[REQUIRED WORK]
Write out each line exactly as given. Leave the pictures out of your copy.
========================================
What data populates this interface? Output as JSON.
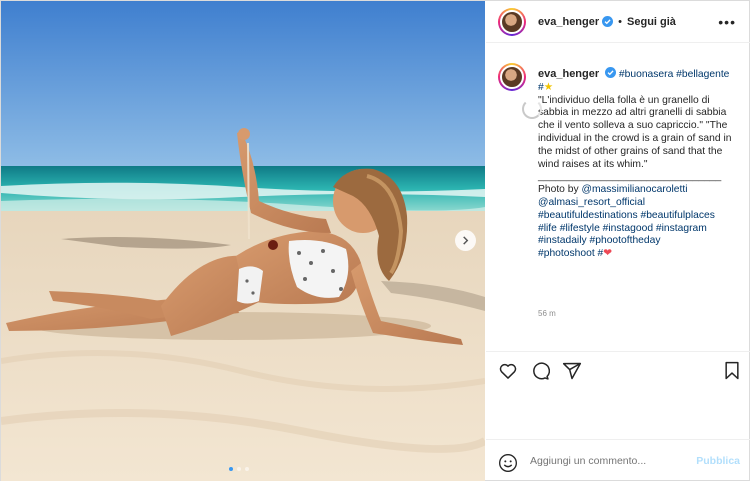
{
  "post": {
    "username": "eva_henger",
    "separator": "•",
    "follow_label": "Segui già",
    "more_label": "•••",
    "caption_tags_line": "#buonasera #bellagente",
    "caption_hash": "#",
    "caption_quote": "\"L'individuo della folla è un granello di sabbia in mezzo ad altri granelli di sabbia che il vento solleva a suo capriccio.\" \"The individual in the crowd is a grain of sand in the midst of other grains of sand that the wind raises at its whim.\"",
    "caption_rule": "________________________________",
    "photo_by": "Photo by",
    "mention_1": "@massimilianocaroletti",
    "mention_2": "@almasi_resort_official",
    "hashtags_1": "#beautifuldestinations #beautifulplaces",
    "hashtags_2": "#life #lifestyle #instagood #instagram",
    "hashtags_3": "#instadaily #phootoftheday",
    "hashtags_4": "#photoshoot #",
    "heart_emoji": "❤",
    "star_emoji": "★",
    "time_ago": "56 m"
  },
  "comment": {
    "placeholder": "Aggiungi un commento...",
    "publish_label": "Pubblica"
  },
  "icons": {
    "verified": "verified-badge-icon",
    "like": "heart-outline-icon",
    "comment": "speech-bubble-icon",
    "share": "paper-plane-icon",
    "save": "bookmark-icon",
    "emoji": "smiley-icon",
    "next": "chevron-right-icon"
  },
  "colors": {
    "link": "#00376b",
    "verified": "#3897f0",
    "publish_disabled": "#b2dffc",
    "heart": "#ed4956"
  },
  "carousel": {
    "slides": 3,
    "active_slide": 1
  }
}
========================================
[RESPONSE TO THE TASK]
What data populates this interface? Output as JSON.
{
  "post": {
    "username": "eva_henger",
    "separator": "•",
    "follow_label": "Segui già",
    "more_label": "•••",
    "caption_tags_line": "#buonasera #bellagente",
    "caption_hash": "#",
    "caption_quote": "\"L'individuo della folla è un granello di sabbia in mezzo ad altri granelli di sabbia che il vento solleva a suo capriccio.\" \"The individual in the crowd is a grain of sand in the midst of other grains of sand that the wind raises at its whim.\"",
    "caption_rule": "________________________________",
    "photo_by": "Photo by",
    "mention_1": "@massimilianocaroletti",
    "mention_2": "@almasi_resort_official",
    "hashtags_1": "#beautifuldestinations #beautifulplaces",
    "hashtags_2": "#life #lifestyle #instagood #instagram",
    "hashtags_3": "#instadaily #phootoftheday",
    "hashtags_4": "#photoshoot #",
    "heart_emoji": "❤",
    "star_emoji": "★",
    "time_ago": "56 m"
  },
  "comment": {
    "placeholder": "Aggiungi un commento...",
    "publish_label": "Pubblica"
  },
  "icons": {
    "verified": "verified-badge-icon",
    "like": "heart-outline-icon",
    "comment": "speech-bubble-icon",
    "share": "paper-plane-icon",
    "save": "bookmark-icon",
    "emoji": "smiley-icon",
    "next": "chevron-right-icon"
  },
  "colors": {
    "link": "#00376b",
    "verified": "#3897f0",
    "publish_disabled": "#b2dffc",
    "heart": "#ed4956"
  },
  "carousel": {
    "slides": 3,
    "active_slide": 1
  }
}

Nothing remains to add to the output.